— The problem —
The listing below should be copied in full, word for word.

— Records provided —

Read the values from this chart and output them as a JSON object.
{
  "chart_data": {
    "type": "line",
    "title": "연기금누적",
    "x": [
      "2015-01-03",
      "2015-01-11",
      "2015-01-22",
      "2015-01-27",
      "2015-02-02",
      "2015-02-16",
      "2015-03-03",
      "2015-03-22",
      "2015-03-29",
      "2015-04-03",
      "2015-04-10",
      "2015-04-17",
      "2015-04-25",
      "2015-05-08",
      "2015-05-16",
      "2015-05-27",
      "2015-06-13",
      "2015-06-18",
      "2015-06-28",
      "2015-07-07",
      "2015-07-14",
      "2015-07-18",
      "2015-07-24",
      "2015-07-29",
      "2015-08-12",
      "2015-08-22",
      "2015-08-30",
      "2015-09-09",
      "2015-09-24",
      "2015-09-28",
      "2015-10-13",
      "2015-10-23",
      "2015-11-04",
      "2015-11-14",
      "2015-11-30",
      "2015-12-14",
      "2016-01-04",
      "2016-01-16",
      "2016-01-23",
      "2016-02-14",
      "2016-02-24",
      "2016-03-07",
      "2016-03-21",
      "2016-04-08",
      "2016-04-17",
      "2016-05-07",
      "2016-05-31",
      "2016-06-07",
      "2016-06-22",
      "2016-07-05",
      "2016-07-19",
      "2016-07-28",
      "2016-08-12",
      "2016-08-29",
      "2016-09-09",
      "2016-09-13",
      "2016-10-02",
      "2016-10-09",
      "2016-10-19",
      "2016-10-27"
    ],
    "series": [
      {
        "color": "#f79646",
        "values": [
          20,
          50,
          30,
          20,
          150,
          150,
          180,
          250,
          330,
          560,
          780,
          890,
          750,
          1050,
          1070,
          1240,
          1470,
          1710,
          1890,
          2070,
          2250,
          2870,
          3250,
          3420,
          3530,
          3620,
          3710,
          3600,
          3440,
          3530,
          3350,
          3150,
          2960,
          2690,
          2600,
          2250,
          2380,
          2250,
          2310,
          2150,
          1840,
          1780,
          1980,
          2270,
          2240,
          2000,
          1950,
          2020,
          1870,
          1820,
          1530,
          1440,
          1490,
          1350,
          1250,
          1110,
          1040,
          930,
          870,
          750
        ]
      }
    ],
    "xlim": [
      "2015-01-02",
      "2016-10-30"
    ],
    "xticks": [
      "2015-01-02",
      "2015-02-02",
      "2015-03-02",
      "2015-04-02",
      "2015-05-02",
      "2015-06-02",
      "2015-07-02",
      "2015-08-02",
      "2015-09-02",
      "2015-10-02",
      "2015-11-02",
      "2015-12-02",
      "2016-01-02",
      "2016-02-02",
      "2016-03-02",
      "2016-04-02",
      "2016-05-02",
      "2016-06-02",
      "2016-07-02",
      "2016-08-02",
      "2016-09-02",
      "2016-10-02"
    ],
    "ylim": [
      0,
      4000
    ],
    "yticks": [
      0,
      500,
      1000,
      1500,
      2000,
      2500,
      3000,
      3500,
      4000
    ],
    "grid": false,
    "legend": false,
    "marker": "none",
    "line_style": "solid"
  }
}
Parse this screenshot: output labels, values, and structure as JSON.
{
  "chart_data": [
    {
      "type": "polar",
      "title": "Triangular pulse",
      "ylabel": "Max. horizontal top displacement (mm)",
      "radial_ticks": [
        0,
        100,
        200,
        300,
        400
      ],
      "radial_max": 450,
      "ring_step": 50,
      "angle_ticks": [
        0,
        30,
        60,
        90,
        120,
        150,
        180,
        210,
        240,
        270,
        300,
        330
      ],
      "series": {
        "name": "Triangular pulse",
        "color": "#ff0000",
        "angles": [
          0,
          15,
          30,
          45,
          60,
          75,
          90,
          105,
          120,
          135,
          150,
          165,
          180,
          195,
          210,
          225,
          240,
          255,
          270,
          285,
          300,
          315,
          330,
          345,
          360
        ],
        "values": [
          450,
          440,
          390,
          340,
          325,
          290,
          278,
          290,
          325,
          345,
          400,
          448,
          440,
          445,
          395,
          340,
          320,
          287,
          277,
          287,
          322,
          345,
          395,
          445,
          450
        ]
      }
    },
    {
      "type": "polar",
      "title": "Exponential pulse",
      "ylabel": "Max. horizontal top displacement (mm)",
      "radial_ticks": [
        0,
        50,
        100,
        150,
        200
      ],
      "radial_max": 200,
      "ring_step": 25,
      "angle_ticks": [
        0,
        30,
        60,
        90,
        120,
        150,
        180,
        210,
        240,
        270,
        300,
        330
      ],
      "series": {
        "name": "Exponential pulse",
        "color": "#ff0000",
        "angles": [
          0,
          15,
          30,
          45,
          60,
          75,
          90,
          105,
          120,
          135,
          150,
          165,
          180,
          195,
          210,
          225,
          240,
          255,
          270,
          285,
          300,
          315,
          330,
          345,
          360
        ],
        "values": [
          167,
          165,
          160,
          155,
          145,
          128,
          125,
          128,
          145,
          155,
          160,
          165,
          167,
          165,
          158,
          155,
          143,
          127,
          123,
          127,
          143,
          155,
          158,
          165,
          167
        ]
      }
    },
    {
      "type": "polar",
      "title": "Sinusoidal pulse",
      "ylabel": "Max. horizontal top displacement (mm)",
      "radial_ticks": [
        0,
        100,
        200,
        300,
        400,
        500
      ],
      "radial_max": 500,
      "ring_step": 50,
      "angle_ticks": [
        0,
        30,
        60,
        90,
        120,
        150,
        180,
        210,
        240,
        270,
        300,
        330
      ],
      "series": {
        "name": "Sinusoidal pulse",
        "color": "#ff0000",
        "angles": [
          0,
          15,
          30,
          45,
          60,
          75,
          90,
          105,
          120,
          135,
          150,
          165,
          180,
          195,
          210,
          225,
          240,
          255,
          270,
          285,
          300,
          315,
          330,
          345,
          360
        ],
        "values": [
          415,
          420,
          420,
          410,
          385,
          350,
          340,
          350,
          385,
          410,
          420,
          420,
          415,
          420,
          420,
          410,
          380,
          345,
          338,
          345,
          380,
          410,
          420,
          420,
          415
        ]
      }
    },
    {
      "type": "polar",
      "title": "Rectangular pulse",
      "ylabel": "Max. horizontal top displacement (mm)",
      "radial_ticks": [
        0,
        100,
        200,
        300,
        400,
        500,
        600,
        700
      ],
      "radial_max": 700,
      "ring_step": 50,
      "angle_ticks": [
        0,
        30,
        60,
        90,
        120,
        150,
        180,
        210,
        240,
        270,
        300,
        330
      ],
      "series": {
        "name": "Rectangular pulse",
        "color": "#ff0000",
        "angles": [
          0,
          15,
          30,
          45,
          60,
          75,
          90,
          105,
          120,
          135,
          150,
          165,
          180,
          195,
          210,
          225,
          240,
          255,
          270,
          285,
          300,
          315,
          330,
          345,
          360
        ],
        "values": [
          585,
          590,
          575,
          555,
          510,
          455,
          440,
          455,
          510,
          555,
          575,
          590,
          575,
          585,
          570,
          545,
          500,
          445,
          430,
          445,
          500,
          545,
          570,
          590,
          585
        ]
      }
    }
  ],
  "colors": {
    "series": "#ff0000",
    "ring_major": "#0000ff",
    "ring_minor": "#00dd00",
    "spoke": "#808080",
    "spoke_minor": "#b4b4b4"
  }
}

— Finished task —
Read the values from this chart and output them as a JSON object.
{
  "chart_data": {
    "type": "line",
    "title": "연기금누적",
    "x": [
      "2015-01-03",
      "2015-01-11",
      "2015-01-22",
      "2015-01-27",
      "2015-02-02",
      "2015-02-16",
      "2015-03-03",
      "2015-03-22",
      "2015-03-29",
      "2015-04-03",
      "2015-04-10",
      "2015-04-17",
      "2015-04-25",
      "2015-05-08",
      "2015-05-16",
      "2015-05-27",
      "2015-06-13",
      "2015-06-18",
      "2015-06-28",
      "2015-07-07",
      "2015-07-14",
      "2015-07-18",
      "2015-07-24",
      "2015-07-29",
      "2015-08-12",
      "2015-08-22",
      "2015-08-30",
      "2015-09-09",
      "2015-09-24",
      "2015-09-28",
      "2015-10-13",
      "2015-10-23",
      "2015-11-04",
      "2015-11-14",
      "2015-11-30",
      "2015-12-14",
      "2016-01-04",
      "2016-01-16",
      "2016-01-23",
      "2016-02-14",
      "2016-02-24",
      "2016-03-07",
      "2016-03-21",
      "2016-04-08",
      "2016-04-17",
      "2016-05-07",
      "2016-05-31",
      "2016-06-07",
      "2016-06-22",
      "2016-07-05",
      "2016-07-19",
      "2016-07-28",
      "2016-08-12",
      "2016-08-29",
      "2016-09-09",
      "2016-09-13",
      "2016-10-02",
      "2016-10-09",
      "2016-10-19",
      "2016-10-27"
    ],
    "series": [
      {
        "color": "#f79646",
        "values": [
          20,
          50,
          30,
          20,
          150,
          150,
          180,
          250,
          330,
          560,
          780,
          890,
          750,
          1050,
          1070,
          1240,
          1470,
          1710,
          1890,
          2070,
          2250,
          2870,
          3250,
          3420,
          3530,
          3620,
          3710,
          3600,
          3440,
          3530,
          3350,
          3150,
          2960,
          2690,
          2600,
          2250,
          2380,
          2250,
          2310,
          2150,
          1840,
          1780,
          1980,
          2270,
          2240,
          2000,
          1950,
          2020,
          1870,
          1820,
          1530,
          1440,
          1490,
          1350,
          1250,
          1110,
          1040,
          930,
          870,
          750
        ]
      }
    ],
    "xlim": [
      "2015-01-02",
      "2016-10-30"
    ],
    "xticks": [
      "2015-01-02",
      "2015-02-02",
      "2015-03-02",
      "2015-04-02",
      "2015-05-02",
      "2015-06-02",
      "2015-07-02",
      "2015-08-02",
      "2015-09-02",
      "2015-10-02",
      "2015-11-02",
      "2015-12-02",
      "2016-01-02",
      "2016-02-02",
      "2016-03-02",
      "2016-04-02",
      "2016-05-02",
      "2016-06-02",
      "2016-07-02",
      "2016-08-02",
      "2016-09-02",
      "2016-10-02"
    ],
    "ylim": [
      0,
      4000
    ],
    "yticks": [
      0,
      500,
      1000,
      1500,
      2000,
      2500,
      3000,
      3500,
      4000
    ],
    "grid": false,
    "legend": false,
    "marker": "none",
    "line_style": "solid"
  }
}
Parse this screenshot: output labels, values, and structure as JSON.
{
  "chart_data": [
    {
      "type": "polar",
      "title": "Triangular pulse",
      "ylabel": "Max. horizontal top displacement (mm)",
      "radial_ticks": [
        0,
        100,
        200,
        300,
        400
      ],
      "radial_max": 450,
      "ring_step": 50,
      "angle_ticks": [
        0,
        30,
        60,
        90,
        120,
        150,
        180,
        210,
        240,
        270,
        300,
        330
      ],
      "series": {
        "name": "Triangular pulse",
        "color": "#ff0000",
        "angles": [
          0,
          15,
          30,
          45,
          60,
          75,
          90,
          105,
          120,
          135,
          150,
          165,
          180,
          195,
          210,
          225,
          240,
          255,
          270,
          285,
          300,
          315,
          330,
          345,
          360
        ],
        "values": [
          450,
          440,
          390,
          340,
          325,
          290,
          278,
          290,
          325,
          345,
          400,
          448,
          440,
          445,
          395,
          340,
          320,
          287,
          277,
          287,
          322,
          345,
          395,
          445,
          450
        ]
      }
    },
    {
      "type": "polar",
      "title": "Exponential pulse",
      "ylabel": "Max. horizontal top displacement (mm)",
      "radial_ticks": [
        0,
        50,
        100,
        150,
        200
      ],
      "radial_max": 200,
      "ring_step": 25,
      "angle_ticks": [
        0,
        30,
        60,
        90,
        120,
        150,
        180,
        210,
        240,
        270,
        300,
        330
      ],
      "series": {
        "name": "Exponential pulse",
        "color": "#ff0000",
        "angles": [
          0,
          15,
          30,
          45,
          60,
          75,
          90,
          105,
          120,
          135,
          150,
          165,
          180,
          195,
          210,
          225,
          240,
          255,
          270,
          285,
          300,
          315,
          330,
          345,
          360
        ],
        "values": [
          167,
          165,
          160,
          155,
          145,
          128,
          125,
          128,
          145,
          155,
          160,
          165,
          167,
          165,
          158,
          155,
          143,
          127,
          123,
          127,
          143,
          155,
          158,
          165,
          167
        ]
      }
    },
    {
      "type": "polar",
      "title": "Sinusoidal pulse",
      "ylabel": "Max. horizontal top displacement (mm)",
      "radial_ticks": [
        0,
        100,
        200,
        300,
        400,
        500
      ],
      "radial_max": 500,
      "ring_step": 50,
      "angle_ticks": [
        0,
        30,
        60,
        90,
        120,
        150,
        180,
        210,
        240,
        270,
        300,
        330
      ],
      "series": {
        "name": "Sinusoidal pulse",
        "color": "#ff0000",
        "angles": [
          0,
          15,
          30,
          45,
          60,
          75,
          90,
          105,
          120,
          135,
          150,
          165,
          180,
          195,
          210,
          225,
          240,
          255,
          270,
          285,
          300,
          315,
          330,
          345,
          360
        ],
        "values": [
          415,
          420,
          420,
          410,
          385,
          350,
          340,
          350,
          385,
          410,
          420,
          420,
          415,
          420,
          420,
          410,
          380,
          345,
          338,
          345,
          380,
          410,
          420,
          420,
          415
        ]
      }
    },
    {
      "type": "polar",
      "title": "Rectangular pulse",
      "ylabel": "Max. horizontal top displacement (mm)",
      "radial_ticks": [
        0,
        100,
        200,
        300,
        400,
        500,
        600,
        700
      ],
      "radial_max": 700,
      "ring_step": 50,
      "angle_ticks": [
        0,
        30,
        60,
        90,
        120,
        150,
        180,
        210,
        240,
        270,
        300,
        330
      ],
      "series": {
        "name": "Rectangular pulse",
        "color": "#ff0000",
        "angles": [
          0,
          15,
          30,
          45,
          60,
          75,
          90,
          105,
          120,
          135,
          150,
          165,
          180,
          195,
          210,
          225,
          240,
          255,
          270,
          285,
          300,
          315,
          330,
          345,
          360
        ],
        "values": [
          585,
          590,
          575,
          555,
          510,
          455,
          440,
          455,
          510,
          555,
          575,
          590,
          575,
          585,
          570,
          545,
          500,
          445,
          430,
          445,
          500,
          545,
          570,
          590,
          585
        ]
      }
    }
  ],
  "colors": {
    "series": "#ff0000",
    "ring_major": "#0000ff",
    "ring_minor": "#00dd00",
    "spoke": "#808080",
    "spoke_minor": "#b4b4b4"
  }
}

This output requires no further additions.